■ Do this:
Copy every line of the listing exactly.

■ Material for the task:

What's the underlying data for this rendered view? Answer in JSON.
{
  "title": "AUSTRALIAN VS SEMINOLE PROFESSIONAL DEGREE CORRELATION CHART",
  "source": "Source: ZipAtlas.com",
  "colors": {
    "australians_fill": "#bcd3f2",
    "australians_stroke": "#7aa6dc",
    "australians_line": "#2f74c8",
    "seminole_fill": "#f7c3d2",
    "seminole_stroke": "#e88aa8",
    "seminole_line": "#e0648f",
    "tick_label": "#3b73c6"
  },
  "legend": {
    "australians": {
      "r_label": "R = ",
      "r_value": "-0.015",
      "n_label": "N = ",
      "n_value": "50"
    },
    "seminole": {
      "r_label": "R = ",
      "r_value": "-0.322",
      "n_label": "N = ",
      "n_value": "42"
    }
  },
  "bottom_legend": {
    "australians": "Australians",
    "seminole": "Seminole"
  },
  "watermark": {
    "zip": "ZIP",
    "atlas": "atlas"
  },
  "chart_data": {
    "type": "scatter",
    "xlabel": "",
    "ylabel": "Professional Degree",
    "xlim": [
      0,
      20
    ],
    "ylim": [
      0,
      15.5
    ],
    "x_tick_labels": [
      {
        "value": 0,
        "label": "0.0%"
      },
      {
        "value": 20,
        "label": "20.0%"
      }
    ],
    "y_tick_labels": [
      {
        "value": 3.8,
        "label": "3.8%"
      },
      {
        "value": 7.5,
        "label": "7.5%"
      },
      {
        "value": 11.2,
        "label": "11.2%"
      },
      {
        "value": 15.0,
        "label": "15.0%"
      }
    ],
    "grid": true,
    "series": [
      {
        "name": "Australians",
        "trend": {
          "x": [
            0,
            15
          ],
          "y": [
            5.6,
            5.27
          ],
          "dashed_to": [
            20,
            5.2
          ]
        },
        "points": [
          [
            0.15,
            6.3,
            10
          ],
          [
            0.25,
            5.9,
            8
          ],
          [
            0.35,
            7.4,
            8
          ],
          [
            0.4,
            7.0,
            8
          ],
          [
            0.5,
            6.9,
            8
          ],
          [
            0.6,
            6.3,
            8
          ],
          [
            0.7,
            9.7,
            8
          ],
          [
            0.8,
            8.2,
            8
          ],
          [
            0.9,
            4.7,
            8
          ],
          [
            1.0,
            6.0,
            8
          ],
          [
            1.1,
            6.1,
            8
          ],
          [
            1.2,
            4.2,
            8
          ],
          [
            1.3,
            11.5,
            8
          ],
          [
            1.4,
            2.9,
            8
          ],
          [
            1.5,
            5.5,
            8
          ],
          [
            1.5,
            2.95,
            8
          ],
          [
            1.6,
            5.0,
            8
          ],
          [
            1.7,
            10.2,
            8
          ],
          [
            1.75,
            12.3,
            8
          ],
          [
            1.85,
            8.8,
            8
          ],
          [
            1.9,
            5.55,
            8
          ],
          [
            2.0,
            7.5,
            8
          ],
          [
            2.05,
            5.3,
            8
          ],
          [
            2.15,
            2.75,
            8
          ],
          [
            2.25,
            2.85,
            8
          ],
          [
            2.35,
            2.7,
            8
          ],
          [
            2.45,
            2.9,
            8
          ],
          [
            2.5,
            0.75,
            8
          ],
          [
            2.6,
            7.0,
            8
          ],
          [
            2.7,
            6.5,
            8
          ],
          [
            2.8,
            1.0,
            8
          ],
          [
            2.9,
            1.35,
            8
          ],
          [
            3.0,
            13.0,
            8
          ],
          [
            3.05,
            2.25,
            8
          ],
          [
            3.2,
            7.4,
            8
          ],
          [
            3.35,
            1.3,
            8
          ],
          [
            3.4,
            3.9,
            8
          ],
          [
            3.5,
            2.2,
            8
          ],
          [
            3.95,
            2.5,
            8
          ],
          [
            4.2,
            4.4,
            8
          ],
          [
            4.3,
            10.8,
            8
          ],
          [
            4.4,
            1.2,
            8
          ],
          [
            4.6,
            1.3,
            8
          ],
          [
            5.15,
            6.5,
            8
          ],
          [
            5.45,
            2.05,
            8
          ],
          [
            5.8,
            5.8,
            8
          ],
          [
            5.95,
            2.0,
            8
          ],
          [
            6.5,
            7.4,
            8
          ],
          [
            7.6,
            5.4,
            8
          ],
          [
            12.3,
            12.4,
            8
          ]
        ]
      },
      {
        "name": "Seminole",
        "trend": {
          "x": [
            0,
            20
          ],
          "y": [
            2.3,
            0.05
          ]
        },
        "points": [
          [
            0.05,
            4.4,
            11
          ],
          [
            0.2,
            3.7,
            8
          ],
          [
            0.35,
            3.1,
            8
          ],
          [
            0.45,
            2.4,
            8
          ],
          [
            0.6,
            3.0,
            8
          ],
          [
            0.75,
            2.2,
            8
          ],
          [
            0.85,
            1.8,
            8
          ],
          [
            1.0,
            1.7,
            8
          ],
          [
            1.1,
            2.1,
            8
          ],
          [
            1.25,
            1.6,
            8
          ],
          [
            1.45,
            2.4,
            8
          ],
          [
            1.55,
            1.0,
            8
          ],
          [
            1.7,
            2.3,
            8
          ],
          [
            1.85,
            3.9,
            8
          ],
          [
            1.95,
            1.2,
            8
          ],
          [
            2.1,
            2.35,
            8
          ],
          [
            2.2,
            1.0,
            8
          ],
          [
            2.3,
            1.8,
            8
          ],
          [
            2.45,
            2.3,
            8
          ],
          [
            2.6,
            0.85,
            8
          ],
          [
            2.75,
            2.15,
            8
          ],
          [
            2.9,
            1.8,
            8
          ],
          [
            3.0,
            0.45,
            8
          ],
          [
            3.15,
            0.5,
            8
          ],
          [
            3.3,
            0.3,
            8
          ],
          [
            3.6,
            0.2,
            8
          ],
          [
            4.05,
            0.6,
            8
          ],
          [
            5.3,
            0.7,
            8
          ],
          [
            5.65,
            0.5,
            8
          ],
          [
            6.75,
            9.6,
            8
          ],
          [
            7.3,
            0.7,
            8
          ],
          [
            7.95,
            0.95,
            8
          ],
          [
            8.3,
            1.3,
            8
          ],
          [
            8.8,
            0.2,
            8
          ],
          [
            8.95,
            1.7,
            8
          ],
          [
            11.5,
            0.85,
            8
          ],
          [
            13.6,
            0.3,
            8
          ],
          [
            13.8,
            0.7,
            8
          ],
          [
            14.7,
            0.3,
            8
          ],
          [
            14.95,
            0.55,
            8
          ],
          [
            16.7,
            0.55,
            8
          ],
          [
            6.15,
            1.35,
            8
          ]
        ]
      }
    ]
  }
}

■ Result of the task:
What's the underlying data for this rendered view? Answer in JSON.
{
  "title": "AUSTRALIAN VS SEMINOLE PROFESSIONAL DEGREE CORRELATION CHART",
  "source": "Source: ZipAtlas.com",
  "colors": {
    "australians_fill": "#bcd3f2",
    "australians_stroke": "#7aa6dc",
    "australians_line": "#2f74c8",
    "seminole_fill": "#f7c3d2",
    "seminole_stroke": "#e88aa8",
    "seminole_line": "#e0648f",
    "tick_label": "#3b73c6"
  },
  "legend": {
    "australians": {
      "r_label": "R = ",
      "r_value": "-0.015",
      "n_label": "N = ",
      "n_value": "50"
    },
    "seminole": {
      "r_label": "R = ",
      "r_value": "-0.322",
      "n_label": "N = ",
      "n_value": "42"
    }
  },
  "bottom_legend": {
    "australians": "Australians",
    "seminole": "Seminole"
  },
  "watermark": {
    "zip": "ZIP",
    "atlas": "atlas"
  },
  "chart_data": {
    "type": "scatter",
    "xlabel": "",
    "ylabel": "Professional Degree",
    "xlim": [
      0,
      20
    ],
    "ylim": [
      0,
      15.5
    ],
    "x_tick_labels": [
      {
        "value": 0,
        "label": "0.0%"
      },
      {
        "value": 20,
        "label": "20.0%"
      }
    ],
    "y_tick_labels": [
      {
        "value": 3.8,
        "label": "3.8%"
      },
      {
        "value": 7.5,
        "label": "7.5%"
      },
      {
        "value": 11.2,
        "label": "11.2%"
      },
      {
        "value": 15.0,
        "label": "15.0%"
      }
    ],
    "grid": true,
    "series": [
      {
        "name": "Australians",
        "trend": {
          "x": [
            0,
            15
          ],
          "y": [
            5.6,
            5.27
          ],
          "dashed_to": [
            20,
            5.2
          ]
        },
        "points": [
          [
            0.15,
            6.3,
            10
          ],
          [
            0.25,
            5.9,
            8
          ],
          [
            0.35,
            7.4,
            8
          ],
          [
            0.4,
            7.0,
            8
          ],
          [
            0.5,
            6.9,
            8
          ],
          [
            0.6,
            6.3,
            8
          ],
          [
            0.7,
            9.7,
            8
          ],
          [
            0.8,
            8.2,
            8
          ],
          [
            0.9,
            4.7,
            8
          ],
          [
            1.0,
            6.0,
            8
          ],
          [
            1.1,
            6.1,
            8
          ],
          [
            1.2,
            4.2,
            8
          ],
          [
            1.3,
            11.5,
            8
          ],
          [
            1.4,
            2.9,
            8
          ],
          [
            1.5,
            5.5,
            8
          ],
          [
            1.5,
            2.95,
            8
          ],
          [
            1.6,
            5.0,
            8
          ],
          [
            1.7,
            10.2,
            8
          ],
          [
            1.75,
            12.3,
            8
          ],
          [
            1.85,
            8.8,
            8
          ],
          [
            1.9,
            5.55,
            8
          ],
          [
            2.0,
            7.5,
            8
          ],
          [
            2.05,
            5.3,
            8
          ],
          [
            2.15,
            2.75,
            8
          ],
          [
            2.25,
            2.85,
            8
          ],
          [
            2.35,
            2.7,
            8
          ],
          [
            2.45,
            2.9,
            8
          ],
          [
            2.5,
            0.75,
            8
          ],
          [
            2.6,
            7.0,
            8
          ],
          [
            2.7,
            6.5,
            8
          ],
          [
            2.8,
            1.0,
            8
          ],
          [
            2.9,
            1.35,
            8
          ],
          [
            3.0,
            13.0,
            8
          ],
          [
            3.05,
            2.25,
            8
          ],
          [
            3.2,
            7.4,
            8
          ],
          [
            3.35,
            1.3,
            8
          ],
          [
            3.4,
            3.9,
            8
          ],
          [
            3.5,
            2.2,
            8
          ],
          [
            3.95,
            2.5,
            8
          ],
          [
            4.2,
            4.4,
            8
          ],
          [
            4.3,
            10.8,
            8
          ],
          [
            4.4,
            1.2,
            8
          ],
          [
            4.6,
            1.3,
            8
          ],
          [
            5.15,
            6.5,
            8
          ],
          [
            5.45,
            2.05,
            8
          ],
          [
            5.8,
            5.8,
            8
          ],
          [
            5.95,
            2.0,
            8
          ],
          [
            6.5,
            7.4,
            8
          ],
          [
            7.6,
            5.4,
            8
          ],
          [
            12.3,
            12.4,
            8
          ]
        ]
      },
      {
        "name": "Seminole",
        "trend": {
          "x": [
            0,
            20
          ],
          "y": [
            2.3,
            0.05
          ]
        },
        "points": [
          [
            0.05,
            4.4,
            11
          ],
          [
            0.2,
            3.7,
            8
          ],
          [
            0.35,
            3.1,
            8
          ],
          [
            0.45,
            2.4,
            8
          ],
          [
            0.6,
            3.0,
            8
          ],
          [
            0.75,
            2.2,
            8
          ],
          [
            0.85,
            1.8,
            8
          ],
          [
            1.0,
            1.7,
            8
          ],
          [
            1.1,
            2.1,
            8
          ],
          [
            1.25,
            1.6,
            8
          ],
          [
            1.45,
            2.4,
            8
          ],
          [
            1.55,
            1.0,
            8
          ],
          [
            1.7,
            2.3,
            8
          ],
          [
            1.85,
            3.9,
            8
          ],
          [
            1.95,
            1.2,
            8
          ],
          [
            2.1,
            2.35,
            8
          ],
          [
            2.2,
            1.0,
            8
          ],
          [
            2.3,
            1.8,
            8
          ],
          [
            2.45,
            2.3,
            8
          ],
          [
            2.6,
            0.85,
            8
          ],
          [
            2.75,
            2.15,
            8
          ],
          [
            2.9,
            1.8,
            8
          ],
          [
            3.0,
            0.45,
            8
          ],
          [
            3.15,
            0.5,
            8
          ],
          [
            3.3,
            0.3,
            8
          ],
          [
            3.6,
            0.2,
            8
          ],
          [
            4.05,
            0.6,
            8
          ],
          [
            5.3,
            0.7,
            8
          ],
          [
            5.65,
            0.5,
            8
          ],
          [
            6.75,
            9.6,
            8
          ],
          [
            7.3,
            0.7,
            8
          ],
          [
            7.95,
            0.95,
            8
          ],
          [
            8.3,
            1.3,
            8
          ],
          [
            8.8,
            0.2,
            8
          ],
          [
            8.95,
            1.7,
            8
          ],
          [
            11.5,
            0.85,
            8
          ],
          [
            13.6,
            0.3,
            8
          ],
          [
            13.8,
            0.7,
            8
          ],
          [
            14.7,
            0.3,
            8
          ],
          [
            14.95,
            0.55,
            8
          ],
          [
            16.7,
            0.55,
            8
          ],
          [
            6.15,
            1.35,
            8
          ]
        ]
      }
    ]
  }
}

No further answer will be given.